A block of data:
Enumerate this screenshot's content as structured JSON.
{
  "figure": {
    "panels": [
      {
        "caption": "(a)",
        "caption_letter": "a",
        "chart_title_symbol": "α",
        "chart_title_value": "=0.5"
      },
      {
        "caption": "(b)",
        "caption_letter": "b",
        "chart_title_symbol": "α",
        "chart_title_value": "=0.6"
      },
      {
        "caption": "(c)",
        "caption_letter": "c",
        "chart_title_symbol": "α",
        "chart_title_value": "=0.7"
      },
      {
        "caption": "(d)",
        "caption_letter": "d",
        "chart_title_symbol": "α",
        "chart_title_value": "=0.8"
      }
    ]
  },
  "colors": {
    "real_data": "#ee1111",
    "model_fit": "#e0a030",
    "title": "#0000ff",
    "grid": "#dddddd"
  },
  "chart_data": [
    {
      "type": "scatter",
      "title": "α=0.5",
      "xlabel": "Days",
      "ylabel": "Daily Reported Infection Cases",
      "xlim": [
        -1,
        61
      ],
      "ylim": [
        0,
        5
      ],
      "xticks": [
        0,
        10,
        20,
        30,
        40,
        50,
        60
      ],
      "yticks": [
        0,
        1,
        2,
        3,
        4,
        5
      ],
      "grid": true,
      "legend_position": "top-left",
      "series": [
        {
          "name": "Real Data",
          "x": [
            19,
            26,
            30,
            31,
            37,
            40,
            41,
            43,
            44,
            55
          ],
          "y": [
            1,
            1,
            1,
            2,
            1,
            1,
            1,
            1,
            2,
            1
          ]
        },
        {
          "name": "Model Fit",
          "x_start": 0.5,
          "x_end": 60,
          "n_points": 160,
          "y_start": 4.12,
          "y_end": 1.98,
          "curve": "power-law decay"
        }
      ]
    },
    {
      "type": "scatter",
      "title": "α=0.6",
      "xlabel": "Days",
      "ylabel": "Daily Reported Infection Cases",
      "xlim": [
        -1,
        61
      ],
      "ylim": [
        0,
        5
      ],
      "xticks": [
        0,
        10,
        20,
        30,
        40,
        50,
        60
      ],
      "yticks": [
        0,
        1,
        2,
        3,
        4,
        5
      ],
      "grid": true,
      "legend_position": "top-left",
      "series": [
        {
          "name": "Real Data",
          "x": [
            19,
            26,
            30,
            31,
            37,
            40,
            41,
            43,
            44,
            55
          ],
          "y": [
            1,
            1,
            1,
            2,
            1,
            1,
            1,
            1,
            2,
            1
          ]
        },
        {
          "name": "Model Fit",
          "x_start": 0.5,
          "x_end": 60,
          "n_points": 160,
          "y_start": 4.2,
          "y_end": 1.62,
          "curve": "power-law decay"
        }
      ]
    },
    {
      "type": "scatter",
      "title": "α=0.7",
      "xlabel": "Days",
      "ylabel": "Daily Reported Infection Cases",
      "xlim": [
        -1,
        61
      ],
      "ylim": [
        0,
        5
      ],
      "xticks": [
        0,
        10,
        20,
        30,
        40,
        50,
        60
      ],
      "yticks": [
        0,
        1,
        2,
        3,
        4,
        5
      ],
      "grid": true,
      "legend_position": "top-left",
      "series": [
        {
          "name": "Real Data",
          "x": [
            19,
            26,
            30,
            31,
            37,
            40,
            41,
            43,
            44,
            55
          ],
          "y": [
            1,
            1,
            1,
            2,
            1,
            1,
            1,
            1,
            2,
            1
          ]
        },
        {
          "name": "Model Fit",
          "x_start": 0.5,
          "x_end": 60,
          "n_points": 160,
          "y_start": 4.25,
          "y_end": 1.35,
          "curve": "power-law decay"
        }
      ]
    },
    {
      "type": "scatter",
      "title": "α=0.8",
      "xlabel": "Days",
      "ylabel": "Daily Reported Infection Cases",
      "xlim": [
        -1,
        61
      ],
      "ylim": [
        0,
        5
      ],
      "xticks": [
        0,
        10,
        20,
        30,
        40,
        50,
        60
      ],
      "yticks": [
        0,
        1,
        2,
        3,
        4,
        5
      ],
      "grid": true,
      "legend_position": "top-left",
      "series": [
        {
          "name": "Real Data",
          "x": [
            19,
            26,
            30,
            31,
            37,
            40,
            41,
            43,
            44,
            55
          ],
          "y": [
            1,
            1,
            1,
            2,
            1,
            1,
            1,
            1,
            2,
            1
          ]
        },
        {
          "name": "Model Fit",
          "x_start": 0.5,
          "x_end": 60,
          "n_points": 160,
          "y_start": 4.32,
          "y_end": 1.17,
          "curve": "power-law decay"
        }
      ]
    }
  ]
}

JOB: From the first line to the last, please quote the material above exactly.

SOLUTION TO THIS PROBLEM:
Enumerate this screenshot's content as structured JSON.
{
  "figure": {
    "panels": [
      {
        "caption": "(a)",
        "caption_letter": "a",
        "chart_title_symbol": "α",
        "chart_title_value": "=0.5"
      },
      {
        "caption": "(b)",
        "caption_letter": "b",
        "chart_title_symbol": "α",
        "chart_title_value": "=0.6"
      },
      {
        "caption": "(c)",
        "caption_letter": "c",
        "chart_title_symbol": "α",
        "chart_title_value": "=0.7"
      },
      {
        "caption": "(d)",
        "caption_letter": "d",
        "chart_title_symbol": "α",
        "chart_title_value": "=0.8"
      }
    ]
  },
  "colors": {
    "real_data": "#ee1111",
    "model_fit": "#e0a030",
    "title": "#0000ff",
    "grid": "#dddddd"
  },
  "chart_data": [
    {
      "type": "scatter",
      "title": "α=0.5",
      "xlabel": "Days",
      "ylabel": "Daily Reported Infection Cases",
      "xlim": [
        -1,
        61
      ],
      "ylim": [
        0,
        5
      ],
      "xticks": [
        0,
        10,
        20,
        30,
        40,
        50,
        60
      ],
      "yticks": [
        0,
        1,
        2,
        3,
        4,
        5
      ],
      "grid": true,
      "legend_position": "top-left",
      "series": [
        {
          "name": "Real Data",
          "x": [
            19,
            26,
            30,
            31,
            37,
            40,
            41,
            43,
            44,
            55
          ],
          "y": [
            1,
            1,
            1,
            2,
            1,
            1,
            1,
            1,
            2,
            1
          ]
        },
        {
          "name": "Model Fit",
          "x_start": 0.5,
          "x_end": 60,
          "n_points": 160,
          "y_start": 4.12,
          "y_end": 1.98,
          "curve": "power-law decay"
        }
      ]
    },
    {
      "type": "scatter",
      "title": "α=0.6",
      "xlabel": "Days",
      "ylabel": "Daily Reported Infection Cases",
      "xlim": [
        -1,
        61
      ],
      "ylim": [
        0,
        5
      ],
      "xticks": [
        0,
        10,
        20,
        30,
        40,
        50,
        60
      ],
      "yticks": [
        0,
        1,
        2,
        3,
        4,
        5
      ],
      "grid": true,
      "legend_position": "top-left",
      "series": [
        {
          "name": "Real Data",
          "x": [
            19,
            26,
            30,
            31,
            37,
            40,
            41,
            43,
            44,
            55
          ],
          "y": [
            1,
            1,
            1,
            2,
            1,
            1,
            1,
            1,
            2,
            1
          ]
        },
        {
          "name": "Model Fit",
          "x_start": 0.5,
          "x_end": 60,
          "n_points": 160,
          "y_start": 4.2,
          "y_end": 1.62,
          "curve": "power-law decay"
        }
      ]
    },
    {
      "type": "scatter",
      "title": "α=0.7",
      "xlabel": "Days",
      "ylabel": "Daily Reported Infection Cases",
      "xlim": [
        -1,
        61
      ],
      "ylim": [
        0,
        5
      ],
      "xticks": [
        0,
        10,
        20,
        30,
        40,
        50,
        60
      ],
      "yticks": [
        0,
        1,
        2,
        3,
        4,
        5
      ],
      "grid": true,
      "legend_position": "top-left",
      "series": [
        {
          "name": "Real Data",
          "x": [
            19,
            26,
            30,
            31,
            37,
            40,
            41,
            43,
            44,
            55
          ],
          "y": [
            1,
            1,
            1,
            2,
            1,
            1,
            1,
            1,
            2,
            1
          ]
        },
        {
          "name": "Model Fit",
          "x_start": 0.5,
          "x_end": 60,
          "n_points": 160,
          "y_start": 4.25,
          "y_end": 1.35,
          "curve": "power-law decay"
        }
      ]
    },
    {
      "type": "scatter",
      "title": "α=0.8",
      "xlabel": "Days",
      "ylabel": "Daily Reported Infection Cases",
      "xlim": [
        -1,
        61
      ],
      "ylim": [
        0,
        5
      ],
      "xticks": [
        0,
        10,
        20,
        30,
        40,
        50,
        60
      ],
      "yticks": [
        0,
        1,
        2,
        3,
        4,
        5
      ],
      "grid": true,
      "legend_position": "top-left",
      "series": [
        {
          "name": "Real Data",
          "x": [
            19,
            26,
            30,
            31,
            37,
            40,
            41,
            43,
            44,
            55
          ],
          "y": [
            1,
            1,
            1,
            2,
            1,
            1,
            1,
            1,
            2,
            1
          ]
        },
        {
          "name": "Model Fit",
          "x_start": 0.5,
          "x_end": 60,
          "n_points": 160,
          "y_start": 4.32,
          "y_end": 1.17,
          "curve": "power-law decay"
        }
      ]
    }
  ]
}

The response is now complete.